Task | Faithfully return all lines, omitting every embedded picture.

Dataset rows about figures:

--- START ---

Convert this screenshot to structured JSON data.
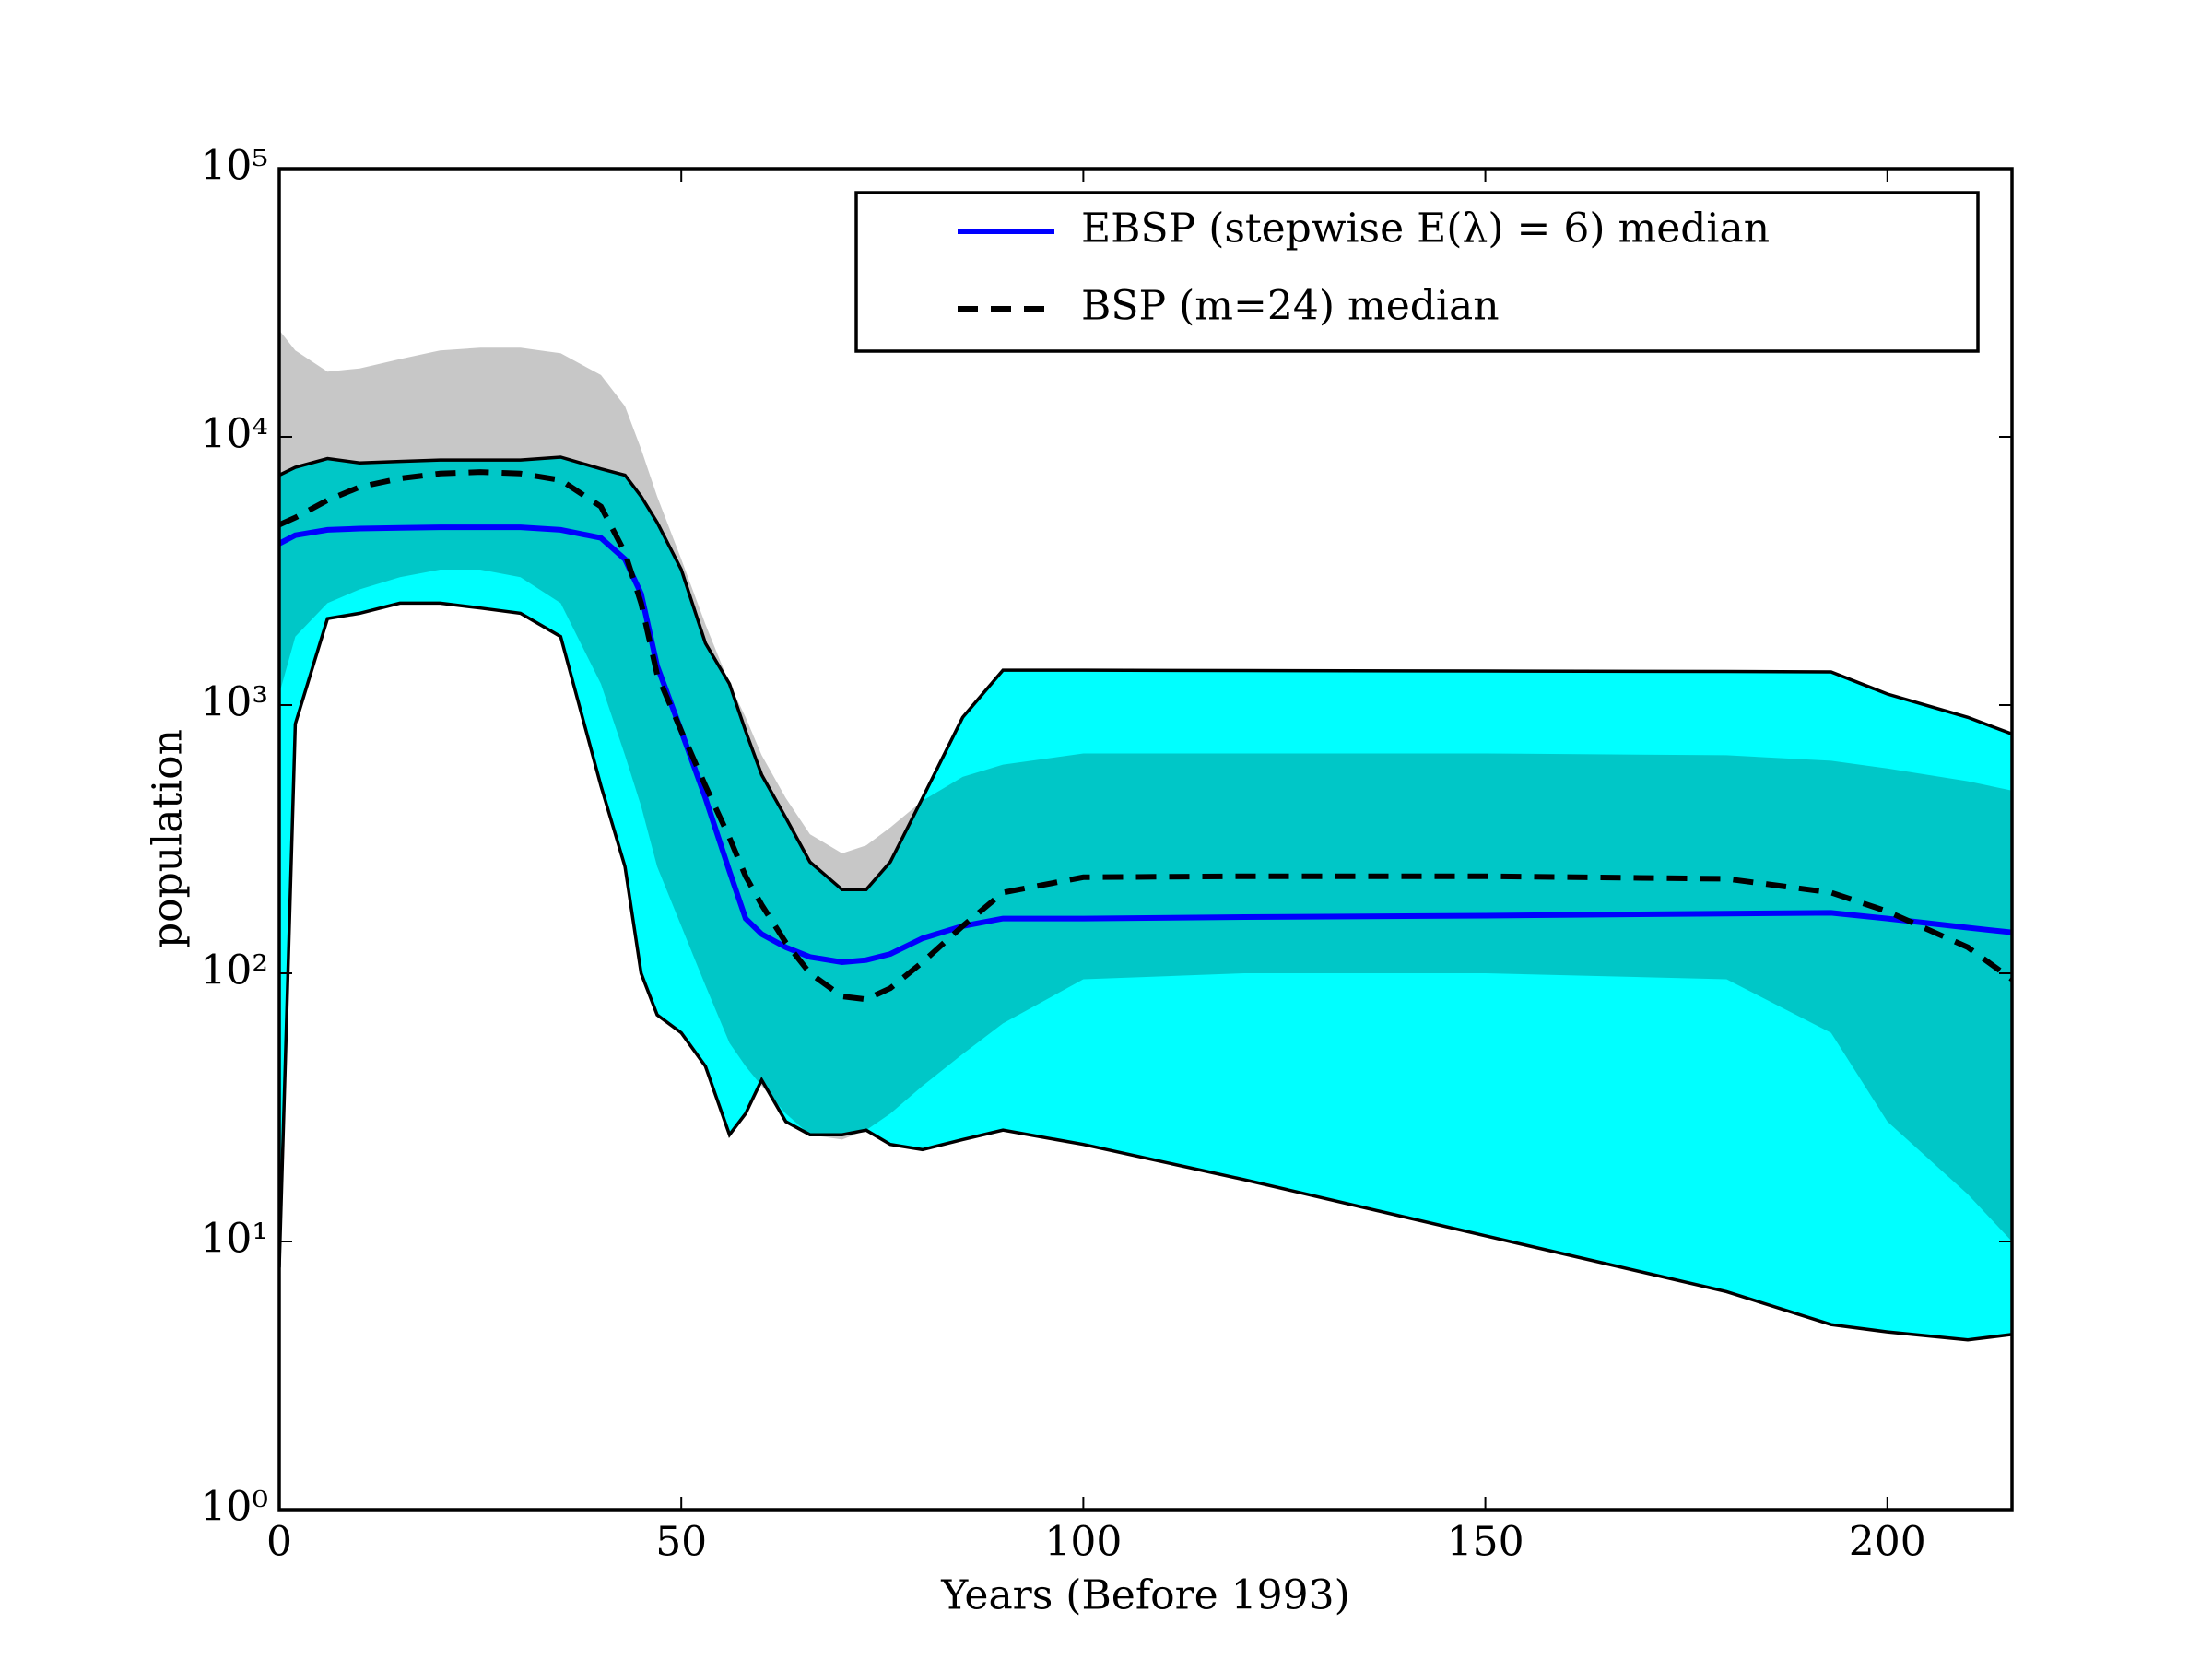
{
  "chart_data": {
    "type": "line",
    "xlabel": "Years (Before 1993)",
    "ylabel": "population",
    "x": [
      0,
      2,
      6,
      10,
      15,
      20,
      25,
      30,
      35,
      40,
      43,
      45,
      47,
      50,
      53,
      56,
      58,
      60,
      63,
      66,
      70,
      73,
      76,
      80,
      85,
      90,
      100,
      120,
      150,
      180,
      193,
      200,
      210,
      215.5
    ],
    "series": [
      {
        "name": "EBSP (stepwise E(λ) = 6) median",
        "color": "#0000ff",
        "dash": false,
        "values": [
          4000,
          4300,
          4500,
          4550,
          4580,
          4600,
          4600,
          4600,
          4500,
          4200,
          3500,
          2600,
          1400,
          800,
          450,
          240,
          160,
          140,
          125,
          115,
          110,
          112,
          118,
          135,
          150,
          160,
          160,
          162,
          164,
          167,
          168,
          160,
          148,
          142
        ]
      },
      {
        "name": "BSP (m=24) median",
        "color": "#000000",
        "dash": true,
        "values": [
          4700,
          5000,
          5800,
          6500,
          7000,
          7300,
          7400,
          7300,
          6900,
          5500,
          3700,
          2400,
          1300,
          800,
          500,
          320,
          230,
          180,
          130,
          100,
          82,
          80,
          88,
          110,
          150,
          200,
          228,
          230,
          230,
          225,
          200,
          170,
          125,
          95
        ]
      }
    ],
    "bands": [
      {
        "color": "#00ffff",
        "outline": true,
        "upper": [
          7200,
          7700,
          8300,
          8000,
          8100,
          8200,
          8200,
          8200,
          8400,
          7600,
          7200,
          6000,
          4800,
          3200,
          1700,
          1200,
          800,
          550,
          380,
          260,
          205,
          205,
          260,
          450,
          900,
          1350,
          1350,
          1345,
          1340,
          1335,
          1330,
          1100,
          900,
          780
        ],
        "lower": [
          8,
          850,
          2100,
          2200,
          2400,
          2400,
          2300,
          2200,
          1800,
          500,
          250,
          100,
          70,
          60,
          45,
          25,
          30,
          40,
          28,
          25,
          25,
          26,
          23,
          22,
          24,
          26,
          23,
          17,
          10.5,
          6.5,
          4.9,
          4.6,
          4.3,
          4.5
        ]
      },
      {
        "color": "#000000",
        "outline": false,
        "upper": [
          25000,
          21000,
          17500,
          18000,
          19500,
          21000,
          21500,
          21500,
          20500,
          17000,
          13000,
          9000,
          6000,
          3500,
          2000,
          1200,
          900,
          650,
          450,
          330,
          280,
          300,
          350,
          440,
          540,
          600,
          660,
          660,
          660,
          650,
          620,
          580,
          520,
          480
        ],
        "lower": [
          1100,
          1800,
          2400,
          2700,
          3000,
          3200,
          3200,
          3000,
          2400,
          1200,
          650,
          420,
          250,
          150,
          90,
          55,
          45,
          38,
          30,
          25,
          24,
          26,
          30,
          38,
          50,
          65,
          95,
          100,
          100,
          95,
          60,
          28,
          15,
          10
        ]
      }
    ],
    "xlim": [
      0,
      215.5
    ],
    "xticks": [
      0,
      50,
      100,
      150,
      200
    ],
    "ylim": [
      1,
      100000
    ],
    "log_y": true,
    "yticks": [
      {
        "value": 1,
        "label": "10⁰"
      },
      {
        "value": 10,
        "label": "10¹"
      },
      {
        "value": 100,
        "label": "10²"
      },
      {
        "value": 1000,
        "label": "10³"
      },
      {
        "value": 10000,
        "label": "10⁴"
      },
      {
        "value": 100000,
        "label": "10⁵"
      }
    ],
    "legend": "upper right"
  }
}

--- END ---

Task answer |
Convert this screenshot to structured JSON data.
{
  "chart_data": {
    "type": "line",
    "xlabel": "Years (Before 1993)",
    "ylabel": "population",
    "x": [
      0,
      2,
      6,
      10,
      15,
      20,
      25,
      30,
      35,
      40,
      43,
      45,
      47,
      50,
      53,
      56,
      58,
      60,
      63,
      66,
      70,
      73,
      76,
      80,
      85,
      90,
      100,
      120,
      150,
      180,
      193,
      200,
      210,
      215.5
    ],
    "series": [
      {
        "name": "EBSP (stepwise E(λ) = 6) median",
        "color": "#0000ff",
        "dash": false,
        "values": [
          4000,
          4300,
          4500,
          4550,
          4580,
          4600,
          4600,
          4600,
          4500,
          4200,
          3500,
          2600,
          1400,
          800,
          450,
          240,
          160,
          140,
          125,
          115,
          110,
          112,
          118,
          135,
          150,
          160,
          160,
          162,
          164,
          167,
          168,
          160,
          148,
          142
        ]
      },
      {
        "name": "BSP (m=24) median",
        "color": "#000000",
        "dash": true,
        "values": [
          4700,
          5000,
          5800,
          6500,
          7000,
          7300,
          7400,
          7300,
          6900,
          5500,
          3700,
          2400,
          1300,
          800,
          500,
          320,
          230,
          180,
          130,
          100,
          82,
          80,
          88,
          110,
          150,
          200,
          228,
          230,
          230,
          225,
          200,
          170,
          125,
          95
        ]
      }
    ],
    "bands": [
      {
        "color": "#00ffff",
        "outline": true,
        "upper": [
          7200,
          7700,
          8300,
          8000,
          8100,
          8200,
          8200,
          8200,
          8400,
          7600,
          7200,
          6000,
          4800,
          3200,
          1700,
          1200,
          800,
          550,
          380,
          260,
          205,
          205,
          260,
          450,
          900,
          1350,
          1350,
          1345,
          1340,
          1335,
          1330,
          1100,
          900,
          780
        ],
        "lower": [
          8,
          850,
          2100,
          2200,
          2400,
          2400,
          2300,
          2200,
          1800,
          500,
          250,
          100,
          70,
          60,
          45,
          25,
          30,
          40,
          28,
          25,
          25,
          26,
          23,
          22,
          24,
          26,
          23,
          17,
          10.5,
          6.5,
          4.9,
          4.6,
          4.3,
          4.5
        ]
      },
      {
        "color": "#000000",
        "outline": false,
        "upper": [
          25000,
          21000,
          17500,
          18000,
          19500,
          21000,
          21500,
          21500,
          20500,
          17000,
          13000,
          9000,
          6000,
          3500,
          2000,
          1200,
          900,
          650,
          450,
          330,
          280,
          300,
          350,
          440,
          540,
          600,
          660,
          660,
          660,
          650,
          620,
          580,
          520,
          480
        ],
        "lower": [
          1100,
          1800,
          2400,
          2700,
          3000,
          3200,
          3200,
          3000,
          2400,
          1200,
          650,
          420,
          250,
          150,
          90,
          55,
          45,
          38,
          30,
          25,
          24,
          26,
          30,
          38,
          50,
          65,
          95,
          100,
          100,
          95,
          60,
          28,
          15,
          10
        ]
      }
    ],
    "xlim": [
      0,
      215.5
    ],
    "xticks": [
      0,
      50,
      100,
      150,
      200
    ],
    "ylim": [
      1,
      100000
    ],
    "log_y": true,
    "yticks": [
      {
        "value": 1,
        "label": "10⁰"
      },
      {
        "value": 10,
        "label": "10¹"
      },
      {
        "value": 100,
        "label": "10²"
      },
      {
        "value": 1000,
        "label": "10³"
      },
      {
        "value": 10000,
        "label": "10⁴"
      },
      {
        "value": 100000,
        "label": "10⁵"
      }
    ],
    "legend": "upper right"
  }
}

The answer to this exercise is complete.